→ WHAT IS EXPECTED:
In the forum thread about the acronym (r.a.), what English meaning is given for "radiallahu anhu/anha"?

→ EXTRACT PROVIDED:
━━━
# Imam Khomeini (r.a.)



## pordiosero

¡Hello!

What does the acronym *(r.a.)* mean, written after the name of Imam Khomeini?


----------



## normordm

Radiallahu Anhu which is رضي الله عنه in Arabic. It's usually used after the names of prophet Mohammed's companions.


----------



## Torontal

Yes after the names of the companions of the Prophet (s.a.w.), the (r.a.) stands for رضي الله عنها/رضي الله عنه radiallahu anhu/anha = May Allah be pleased with him/her.
I have rarely seen it used with other people (I can only recall a few occassions used after the names of some sufi masters), it is usually reserved for the Companions of the Rasulullah.

After scholars (and i guess you meant people like the Iranian Ayatollah Khomeini in the title) the more common is  رحمة الله علیه Ra7matullahi 'aleyh=May Allah's mercy be upon him. This is also the phrase they usually use after Khomeini's name. 

Another shorter version often used after the names of scholars is  رحمه الله Ra7imahullah = Allah be merciful (with him).

But i think for these two latter phrases they rather prefer to use the acronym (r.) in Latin letter texts, to avoid confusion with the (r.a. رضي الله عنه ) used after the names of the sa7aba. In Persian i saw (زه) being used for رحمة الله علیه, i'm not sure about the Arabic practice, how do they shorten it.


----------



## pordiosero

Torontal said:


> i guess you meant people like the Iranian Ayatollah Khomeini in the title


Yes, that is.
So, the meaning is  (رحمة الله علیه)  and non  (رضي الله عنه).
━━━
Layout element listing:
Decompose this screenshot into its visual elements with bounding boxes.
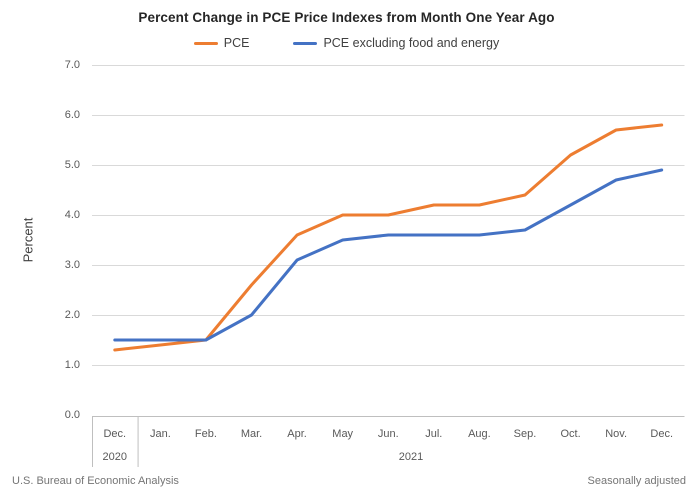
y-tick-label: 5.0 (64, 159, 80, 171)
x-tick-label: Mar. (240, 428, 263, 440)
series-line (113, 168, 664, 342)
chart-title: Percent Change in PCE Price Indexes from… (138, 10, 555, 25)
legend-item: PCE (193, 36, 250, 50)
x-tick-label: Jul. (425, 428, 443, 440)
year-group-label: 2020 (102, 451, 128, 463)
adjustment-note: Seasonally adjusted (587, 475, 686, 487)
x-tick-label: May (332, 428, 354, 440)
x-tick-label: Dec. (650, 428, 674, 440)
y-tick-label: 4.0 (64, 209, 80, 221)
x-tick-label: Jan. (149, 428, 171, 440)
legend-label: PCE excluding food and energy (323, 36, 500, 50)
y-tick-label: 3.0 (64, 259, 80, 271)
x-tick-label: Feb. (194, 428, 217, 440)
legend-label: PCE (223, 36, 250, 50)
y-axis-title: Percent (20, 217, 36, 263)
series-line (113, 123, 664, 352)
legend-item: PCE excluding food and energy (293, 36, 499, 50)
y-tick-label: 1.0 (64, 359, 80, 371)
x-tick-label: Apr. (287, 428, 307, 440)
x-tick-label: Sep. (513, 428, 537, 440)
x-tick-label: Nov. (605, 428, 628, 440)
legend-swatch-icon (193, 41, 218, 45)
source-note: U.S. Bureau of Economic Analysis (12, 475, 179, 487)
x-tick-label: Aug. (468, 428, 491, 440)
x-tick-label: Jun. (377, 428, 399, 440)
y-tick-label: 7.0 (64, 59, 80, 71)
year-group-label: 2021 (398, 451, 424, 463)
y-tick-label: 2.0 (64, 309, 80, 321)
x-tick-label: Dec. (103, 428, 127, 440)
y-tick-label: 0.0 (64, 409, 80, 421)
chart-legend: PCE PCE excluding food and energy (0, 36, 693, 50)
y-tick-label: 6.0 (64, 109, 80, 121)
x-tick-label: Oct. (560, 428, 581, 440)
legend-swatch-icon (293, 41, 318, 45)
━━━
→ OUTPUT FOR THIS EXERCISE:
May Allah be pleased with him/her.